[BEGIN Data for processing]

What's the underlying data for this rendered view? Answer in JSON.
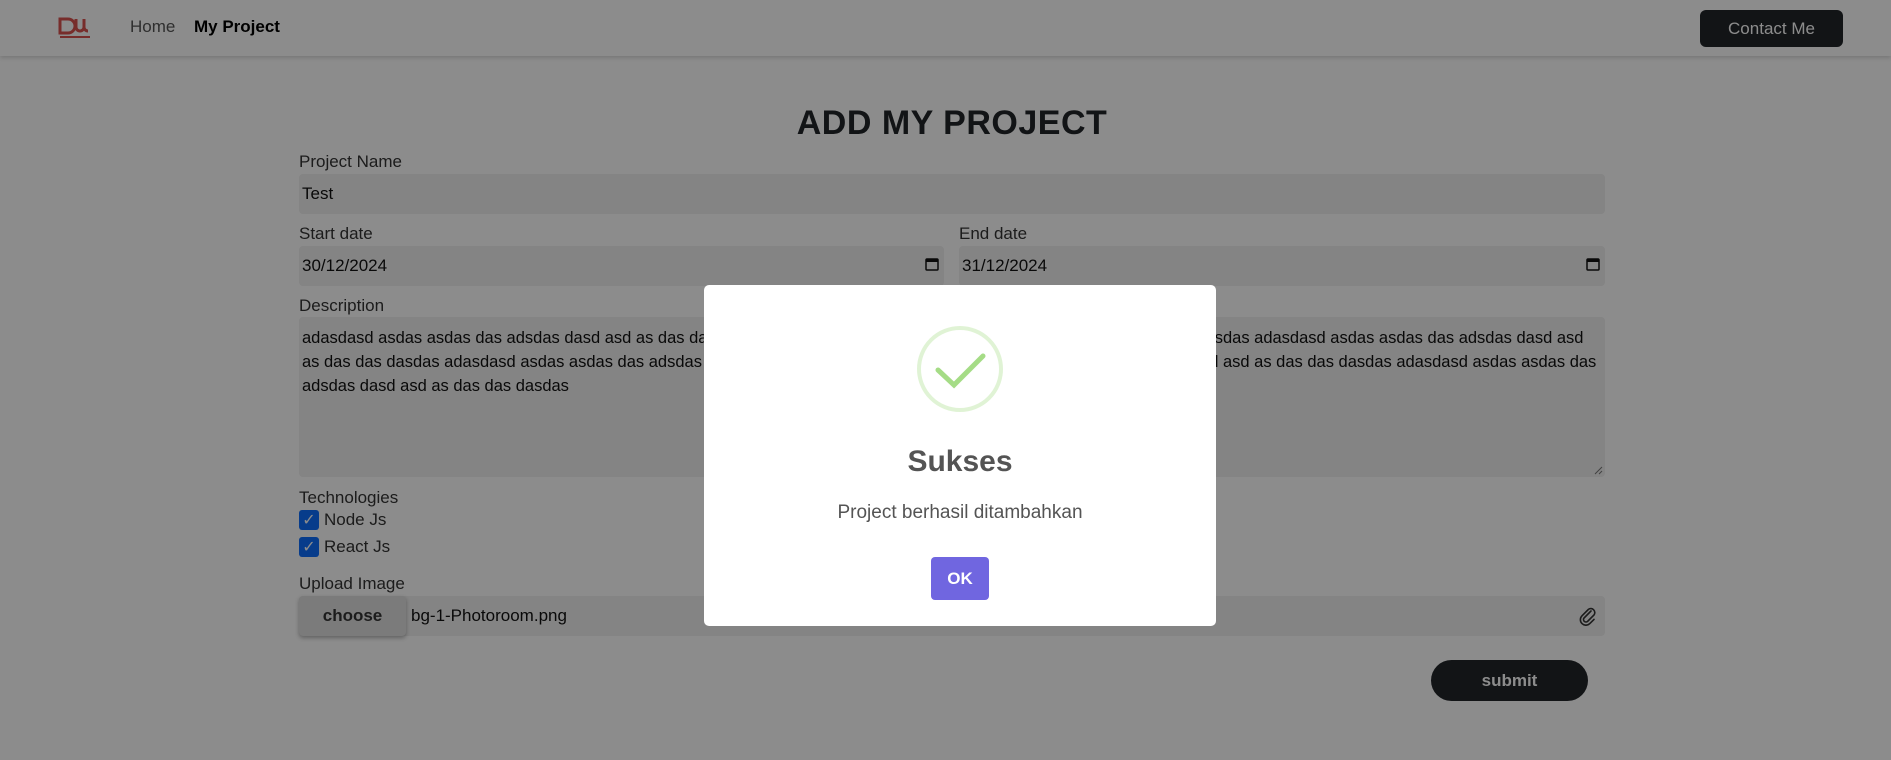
{
  "navbar": {
    "logo_text": "DW",
    "home_label": "Home",
    "project_label": "My Project",
    "contact_label": "Contact Me"
  },
  "form": {
    "title": "ADD MY PROJECT",
    "project_name_label": "Project Name",
    "project_name_value": "Test",
    "start_date_label": "Start date",
    "start_date_value": "30/12/2024",
    "end_date_label": "End date",
    "end_date_value": "31/12/2024",
    "description_label": "Description",
    "description_value": "adasdasd asdas asdas das adsdas dasd asd as das das dasdas adasdasd asdas asdas das adsdas dasd asd as das das dasdas adasdasd asdas asdas das adsdas dasd asd as das das dasdas adasdasd asdas asdas das adsdas dasd asd as das das dasdas adasdasd asdas asdas das adsdas dasd asd as das das dasdas adasdasd asdas asdas das adsdas dasd asd as das das dasdas",
    "technologies_label": "Technologies",
    "technologies": [
      {
        "label": "Node Js",
        "checked": true
      },
      {
        "label": "React Js",
        "checked": true
      }
    ],
    "upload_label": "Upload Image",
    "choose_label": "choose",
    "file_name": "bg-1-Photoroom.png",
    "submit_label": "submit"
  },
  "modal": {
    "title": "Sukses",
    "message": "Project berhasil ditambahkan",
    "ok_label": "OK",
    "success_color": "#a5dc86",
    "confirm_color": "#7066e0"
  }
}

[END Data for processing]

Your goal » Retype the whole listing, keeping every line identical and omitting all pictures.

Problem solution »
What's the underlying data for this rendered view? Answer in JSON.
{
  "navbar": {
    "logo_text": "DW",
    "home_label": "Home",
    "project_label": "My Project",
    "contact_label": "Contact Me"
  },
  "form": {
    "title": "ADD MY PROJECT",
    "project_name_label": "Project Name",
    "project_name_value": "Test",
    "start_date_label": "Start date",
    "start_date_value": "30/12/2024",
    "end_date_label": "End date",
    "end_date_value": "31/12/2024",
    "description_label": "Description",
    "description_value": "adasdasd asdas asdas das adsdas dasd asd as das das dasdas adasdasd asdas asdas das adsdas dasd asd as das das dasdas adasdasd asdas asdas das adsdas dasd asd as das das dasdas adasdasd asdas asdas das adsdas dasd asd as das das dasdas adasdasd asdas asdas das adsdas dasd asd as das das dasdas adasdasd asdas asdas das adsdas dasd asd as das das dasdas",
    "technologies_label": "Technologies",
    "technologies": [
      {
        "label": "Node Js",
        "checked": true
      },
      {
        "label": "React Js",
        "checked": true
      }
    ],
    "upload_label": "Upload Image",
    "choose_label": "choose",
    "file_name": "bg-1-Photoroom.png",
    "submit_label": "submit"
  },
  "modal": {
    "title": "Sukses",
    "message": "Project berhasil ditambahkan",
    "ok_label": "OK",
    "success_color": "#a5dc86",
    "confirm_color": "#7066e0"
  }
}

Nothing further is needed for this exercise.